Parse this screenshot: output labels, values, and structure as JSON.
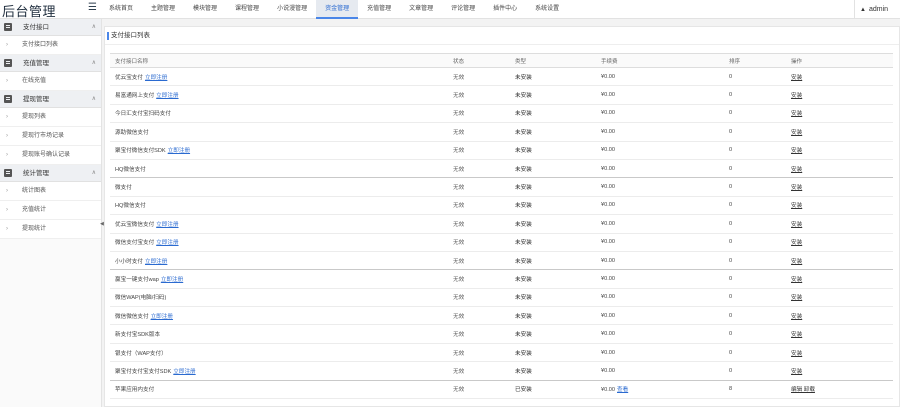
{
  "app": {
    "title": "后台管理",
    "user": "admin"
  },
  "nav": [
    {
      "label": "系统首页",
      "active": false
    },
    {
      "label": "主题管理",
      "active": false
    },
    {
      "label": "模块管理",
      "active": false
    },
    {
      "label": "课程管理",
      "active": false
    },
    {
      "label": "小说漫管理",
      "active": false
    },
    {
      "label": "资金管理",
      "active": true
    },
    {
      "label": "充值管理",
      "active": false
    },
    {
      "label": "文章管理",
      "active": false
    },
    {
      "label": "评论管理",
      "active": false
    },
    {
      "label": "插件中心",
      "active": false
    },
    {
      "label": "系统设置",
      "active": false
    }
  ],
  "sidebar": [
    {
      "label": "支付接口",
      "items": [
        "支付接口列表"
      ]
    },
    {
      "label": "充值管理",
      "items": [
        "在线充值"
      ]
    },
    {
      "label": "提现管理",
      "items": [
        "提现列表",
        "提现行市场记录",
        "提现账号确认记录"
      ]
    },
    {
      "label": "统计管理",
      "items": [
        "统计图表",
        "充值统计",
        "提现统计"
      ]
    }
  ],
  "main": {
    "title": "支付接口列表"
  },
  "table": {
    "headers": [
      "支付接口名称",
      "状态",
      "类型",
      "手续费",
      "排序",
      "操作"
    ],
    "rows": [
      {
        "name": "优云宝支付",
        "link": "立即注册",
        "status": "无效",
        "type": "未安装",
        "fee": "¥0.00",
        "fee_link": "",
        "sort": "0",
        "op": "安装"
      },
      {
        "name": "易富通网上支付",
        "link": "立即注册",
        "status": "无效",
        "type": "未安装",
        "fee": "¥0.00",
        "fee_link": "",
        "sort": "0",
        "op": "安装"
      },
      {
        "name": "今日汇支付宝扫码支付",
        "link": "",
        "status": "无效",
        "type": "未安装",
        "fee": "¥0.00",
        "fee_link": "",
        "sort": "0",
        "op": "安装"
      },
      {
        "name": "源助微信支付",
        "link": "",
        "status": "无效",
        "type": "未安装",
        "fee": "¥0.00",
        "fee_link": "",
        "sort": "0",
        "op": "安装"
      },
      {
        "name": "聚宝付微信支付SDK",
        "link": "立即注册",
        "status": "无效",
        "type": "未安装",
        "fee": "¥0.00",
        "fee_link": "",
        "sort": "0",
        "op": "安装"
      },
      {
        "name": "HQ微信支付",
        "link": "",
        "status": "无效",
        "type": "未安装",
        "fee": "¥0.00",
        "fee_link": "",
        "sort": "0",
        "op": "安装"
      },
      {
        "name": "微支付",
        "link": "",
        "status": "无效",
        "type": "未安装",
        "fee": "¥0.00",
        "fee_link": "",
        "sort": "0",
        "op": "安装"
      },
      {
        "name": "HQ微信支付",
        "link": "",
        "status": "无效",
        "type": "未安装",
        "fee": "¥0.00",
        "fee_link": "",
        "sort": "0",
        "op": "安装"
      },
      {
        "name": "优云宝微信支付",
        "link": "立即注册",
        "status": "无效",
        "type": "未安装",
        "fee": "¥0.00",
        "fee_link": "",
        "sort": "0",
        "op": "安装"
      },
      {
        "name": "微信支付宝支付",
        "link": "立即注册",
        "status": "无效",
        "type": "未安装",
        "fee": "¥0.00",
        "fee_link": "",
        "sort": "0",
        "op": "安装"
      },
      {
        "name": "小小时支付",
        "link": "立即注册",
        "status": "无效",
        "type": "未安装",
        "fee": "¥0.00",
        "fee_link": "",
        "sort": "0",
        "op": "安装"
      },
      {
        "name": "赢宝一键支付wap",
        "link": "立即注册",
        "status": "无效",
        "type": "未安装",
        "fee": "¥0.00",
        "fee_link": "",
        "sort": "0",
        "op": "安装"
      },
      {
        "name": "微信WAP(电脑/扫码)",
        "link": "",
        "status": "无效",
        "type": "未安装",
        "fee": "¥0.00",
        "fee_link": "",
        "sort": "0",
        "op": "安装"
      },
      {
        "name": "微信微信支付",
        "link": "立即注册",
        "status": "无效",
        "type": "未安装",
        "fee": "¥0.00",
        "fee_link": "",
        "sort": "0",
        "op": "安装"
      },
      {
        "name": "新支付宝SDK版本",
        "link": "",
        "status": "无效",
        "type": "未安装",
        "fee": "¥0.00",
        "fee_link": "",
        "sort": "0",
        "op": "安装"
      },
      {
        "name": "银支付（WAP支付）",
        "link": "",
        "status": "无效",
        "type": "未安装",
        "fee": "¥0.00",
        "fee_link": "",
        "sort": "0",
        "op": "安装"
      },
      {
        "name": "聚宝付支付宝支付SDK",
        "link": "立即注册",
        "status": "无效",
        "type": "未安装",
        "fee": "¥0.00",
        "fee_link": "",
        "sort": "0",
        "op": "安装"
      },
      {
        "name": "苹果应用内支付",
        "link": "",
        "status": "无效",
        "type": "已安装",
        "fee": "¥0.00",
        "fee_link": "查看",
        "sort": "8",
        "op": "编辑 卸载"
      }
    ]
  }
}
════════════════
Extract every line of the data exactly; pictures stay out.

**Answer to the exercise**:
Parse this screenshot: output labels, values, and structure as JSON.
{
  "app": {
    "title": "后台管理",
    "user": "admin"
  },
  "nav": [
    {
      "label": "系统首页",
      "active": false
    },
    {
      "label": "主题管理",
      "active": false
    },
    {
      "label": "模块管理",
      "active": false
    },
    {
      "label": "课程管理",
      "active": false
    },
    {
      "label": "小说漫管理",
      "active": false
    },
    {
      "label": "资金管理",
      "active": true
    },
    {
      "label": "充值管理",
      "active": false
    },
    {
      "label": "文章管理",
      "active": false
    },
    {
      "label": "评论管理",
      "active": false
    },
    {
      "label": "插件中心",
      "active": false
    },
    {
      "label": "系统设置",
      "active": false
    }
  ],
  "sidebar": [
    {
      "label": "支付接口",
      "items": [
        "支付接口列表"
      ]
    },
    {
      "label": "充值管理",
      "items": [
        "在线充值"
      ]
    },
    {
      "label": "提现管理",
      "items": [
        "提现列表",
        "提现行市场记录",
        "提现账号确认记录"
      ]
    },
    {
      "label": "统计管理",
      "items": [
        "统计图表",
        "充值统计",
        "提现统计"
      ]
    }
  ],
  "main": {
    "title": "支付接口列表"
  },
  "table": {
    "headers": [
      "支付接口名称",
      "状态",
      "类型",
      "手续费",
      "排序",
      "操作"
    ],
    "rows": [
      {
        "name": "优云宝支付",
        "link": "立即注册",
        "status": "无效",
        "type": "未安装",
        "fee": "¥0.00",
        "fee_link": "",
        "sort": "0",
        "op": "安装"
      },
      {
        "name": "易富通网上支付",
        "link": "立即注册",
        "status": "无效",
        "type": "未安装",
        "fee": "¥0.00",
        "fee_link": "",
        "sort": "0",
        "op": "安装"
      },
      {
        "name": "今日汇支付宝扫码支付",
        "link": "",
        "status": "无效",
        "type": "未安装",
        "fee": "¥0.00",
        "fee_link": "",
        "sort": "0",
        "op": "安装"
      },
      {
        "name": "源助微信支付",
        "link": "",
        "status": "无效",
        "type": "未安装",
        "fee": "¥0.00",
        "fee_link": "",
        "sort": "0",
        "op": "安装"
      },
      {
        "name": "聚宝付微信支付SDK",
        "link": "立即注册",
        "status": "无效",
        "type": "未安装",
        "fee": "¥0.00",
        "fee_link": "",
        "sort": "0",
        "op": "安装"
      },
      {
        "name": "HQ微信支付",
        "link": "",
        "status": "无效",
        "type": "未安装",
        "fee": "¥0.00",
        "fee_link": "",
        "sort": "0",
        "op": "安装"
      },
      {
        "name": "微支付",
        "link": "",
        "status": "无效",
        "type": "未安装",
        "fee": "¥0.00",
        "fee_link": "",
        "sort": "0",
        "op": "安装"
      },
      {
        "name": "HQ微信支付",
        "link": "",
        "status": "无效",
        "type": "未安装",
        "fee": "¥0.00",
        "fee_link": "",
        "sort": "0",
        "op": "安装"
      },
      {
        "name": "优云宝微信支付",
        "link": "立即注册",
        "status": "无效",
        "type": "未安装",
        "fee": "¥0.00",
        "fee_link": "",
        "sort": "0",
        "op": "安装"
      },
      {
        "name": "微信支付宝支付",
        "link": "立即注册",
        "status": "无效",
        "type": "未安装",
        "fee": "¥0.00",
        "fee_link": "",
        "sort": "0",
        "op": "安装"
      },
      {
        "name": "小小时支付",
        "link": "立即注册",
        "status": "无效",
        "type": "未安装",
        "fee": "¥0.00",
        "fee_link": "",
        "sort": "0",
        "op": "安装"
      },
      {
        "name": "赢宝一键支付wap",
        "link": "立即注册",
        "status": "无效",
        "type": "未安装",
        "fee": "¥0.00",
        "fee_link": "",
        "sort": "0",
        "op": "安装"
      },
      {
        "name": "微信WAP(电脑/扫码)",
        "link": "",
        "status": "无效",
        "type": "未安装",
        "fee": "¥0.00",
        "fee_link": "",
        "sort": "0",
        "op": "安装"
      },
      {
        "name": "微信微信支付",
        "link": "立即注册",
        "status": "无效",
        "type": "未安装",
        "fee": "¥0.00",
        "fee_link": "",
        "sort": "0",
        "op": "安装"
      },
      {
        "name": "新支付宝SDK版本",
        "link": "",
        "status": "无效",
        "type": "未安装",
        "fee": "¥0.00",
        "fee_link": "",
        "sort": "0",
        "op": "安装"
      },
      {
        "name": "银支付（WAP支付）",
        "link": "",
        "status": "无效",
        "type": "未安装",
        "fee": "¥0.00",
        "fee_link": "",
        "sort": "0",
        "op": "安装"
      },
      {
        "name": "聚宝付支付宝支付SDK",
        "link": "立即注册",
        "status": "无效",
        "type": "未安装",
        "fee": "¥0.00",
        "fee_link": "",
        "sort": "0",
        "op": "安装"
      },
      {
        "name": "苹果应用内支付",
        "link": "",
        "status": "无效",
        "type": "已安装",
        "fee": "¥0.00",
        "fee_link": "查看",
        "sort": "8",
        "op": "编辑 卸载"
      }
    ]
  }
}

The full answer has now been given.